- _Task instructions_
Restate the whole listing word for word. Pictures are left out.

- _Extracted material_
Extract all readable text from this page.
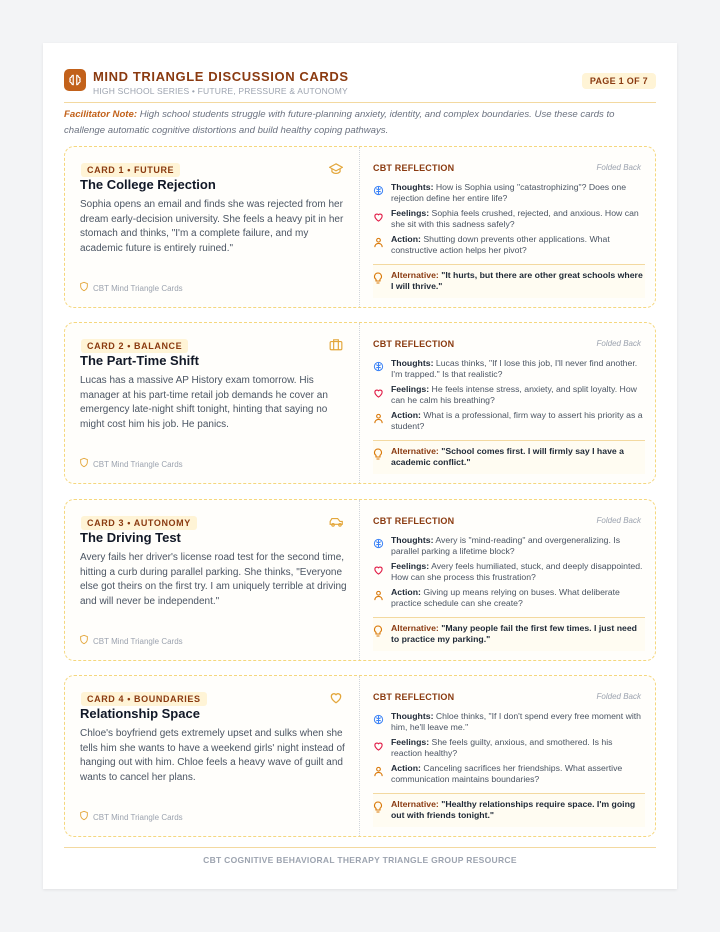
MIND TRIANGLE DISCUSSION CARDS
HIGH SCHOOL SERIES • FUTURE, PRESSURE & AUTONOMY
PAGE 1 OF 7

Facilitator Note: High school students struggle with future-planning anxiety, identity, and complex boundaries. Use these cards to challenge automatic cognitive distortions and build healthy coping pathways.

CARD 1 • FUTURE
The College Rejection
Sophia opens an email and finds she was rejected from her dream early-decision university. She feels a heavy pit in her stomach and thinks, "I'm a complete failure, and my academic future is entirely ruined."
CBT Mind Triangle Cards
CBT REFLECTION	Folded Back
Thoughts: How is Sophia using "catastrophizing"? Does one rejection define her entire life?
Feelings: Sophia feels crushed, rejected, and anxious. How can she sit with this sadness safely?
Action: Shutting down prevents other applications. What constructive action helps her pivot?
Alternative: "It hurts, but there are other great schools where I will thrive."
CARD 2 • BALANCE
The Part-Time Shift
Lucas has a massive AP History exam tomorrow. His manager at his part-time retail job demands he cover an emergency late-night shift tonight, hinting that saying no might cost him his job. He panics.
CBT Mind Triangle Cards
CBT REFLECTION	Folded Back
Thoughts: Lucas thinks, "If I lose this job, I'll never find another. I'm trapped." Is that realistic?
Feelings: He feels intense stress, anxiety, and split loyalty. How can he calm his breathing?
Action: What is a professional, firm way to assert his priority as a student?
Alternative: "School comes first. I will firmly say I have a academic conflict."
CARD 3 • AUTONOMY
The Driving Test
Avery fails her driver's license road test for the second time, hitting a curb during parallel parking. She thinks, "Everyone else got theirs on the first try. I am uniquely terrible at driving and will never be independent."
CBT Mind Triangle Cards
CBT REFLECTION	Folded Back
Thoughts: Avery is "mind-reading" and overgeneralizing. Is parallel parking a lifetime block?
Feelings: Avery feels humiliated, stuck, and deeply disappointed. How can she process this frustration?
Action: Giving up means relying on buses. What deliberate practice schedule can she create?
Alternative: "Many people fail the first few times. I just need to practice my parking."
CARD 4 • BOUNDARIES
Relationship Space
Chloe's boyfriend gets extremely upset and sulks when she tells him she wants to have a weekend girls' night instead of hanging out with him. Chloe feels a heavy wave of guilt and wants to cancel her plans.
CBT Mind Triangle Cards
CBT REFLECTION	Folded Back
Thoughts: Chloe thinks, "If I don't spend every free moment with him, he'll leave me."
Feelings: She feels guilty, anxious, and smothered. Is his reaction healthy?
Action: Canceling sacrifices her friendships. What assertive communication maintains boundaries?
Alternative: "Healthy relationships require space. I'm going out with friends tonight."
CBT COGNITIVE BEHAVIORAL THERAPY TRIANGLE GROUP RESOURCE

- _Output of the task_
Extract all readable text from this page.
MIND TRIANGLE DISCUSSION CARDS
HIGH SCHOOL SERIES • FUTURE, PRESSURE & AUTONOMY
PAGE 1 OF 7

Facilitator Note: High school students struggle with future-planning anxiety, identity, and complex boundaries. Use these cards to challenge automatic cognitive distortions and build healthy coping pathways.

CARD 1 • FUTURE
The College Rejection
Sophia opens an email and finds she was rejected from her dream early-decision university. She feels a heavy pit in her stomach and thinks, "I'm a complete failure, and my academic future is entirely ruined."
CBT Mind Triangle Cards
CBT REFLECTION	Folded Back
Thoughts: How is Sophia using "catastrophizing"? Does one rejection define her entire life?
Feelings: Sophia feels crushed, rejected, and anxious. How can she sit with this sadness safely?
Action: Shutting down prevents other applications. What constructive action helps her pivot?
Alternative: "It hurts, but there are other great schools where I will thrive."
CARD 2 • BALANCE
The Part-Time Shift
Lucas has a massive AP History exam tomorrow. His manager at his part-time retail job demands he cover an emergency late-night shift tonight, hinting that saying no might cost him his job. He panics.
CBT Mind Triangle Cards
CBT REFLECTION	Folded Back
Thoughts: Lucas thinks, "If I lose this job, I'll never find another. I'm trapped." Is that realistic?
Feelings: He feels intense stress, anxiety, and split loyalty. How can he calm his breathing?
Action: What is a professional, firm way to assert his priority as a student?
Alternative: "School comes first. I will firmly say I have a academic conflict."
CARD 3 • AUTONOMY
The Driving Test
Avery fails her driver's license road test for the second time, hitting a curb during parallel parking. She thinks, "Everyone else got theirs on the first try. I am uniquely terrible at driving and will never be independent."
CBT Mind Triangle Cards
CBT REFLECTION	Folded Back
Thoughts: Avery is "mind-reading" and overgeneralizing. Is parallel parking a lifetime block?
Feelings: Avery feels humiliated, stuck, and deeply disappointed. How can she process this frustration?
Action: Giving up means relying on buses. What deliberate practice schedule can she create?
Alternative: "Many people fail the first few times. I just need to practice my parking."
CARD 4 • BOUNDARIES
Relationship Space
Chloe's boyfriend gets extremely upset and sulks when she tells him she wants to have a weekend girls' night instead of hanging out with him. Chloe feels a heavy wave of guilt and wants to cancel her plans.
CBT Mind Triangle Cards
CBT REFLECTION	Folded Back
Thoughts: Chloe thinks, "If I don't spend every free moment with him, he'll leave me."
Feelings: She feels guilty, anxious, and smothered. Is his reaction healthy?
Action: Canceling sacrifices her friendships. What assertive communication maintains boundaries?
Alternative: "Healthy relationships require space. I'm going out with friends tonight."
CBT COGNITIVE BEHAVIORAL THERAPY TRIANGLE GROUP RESOURCE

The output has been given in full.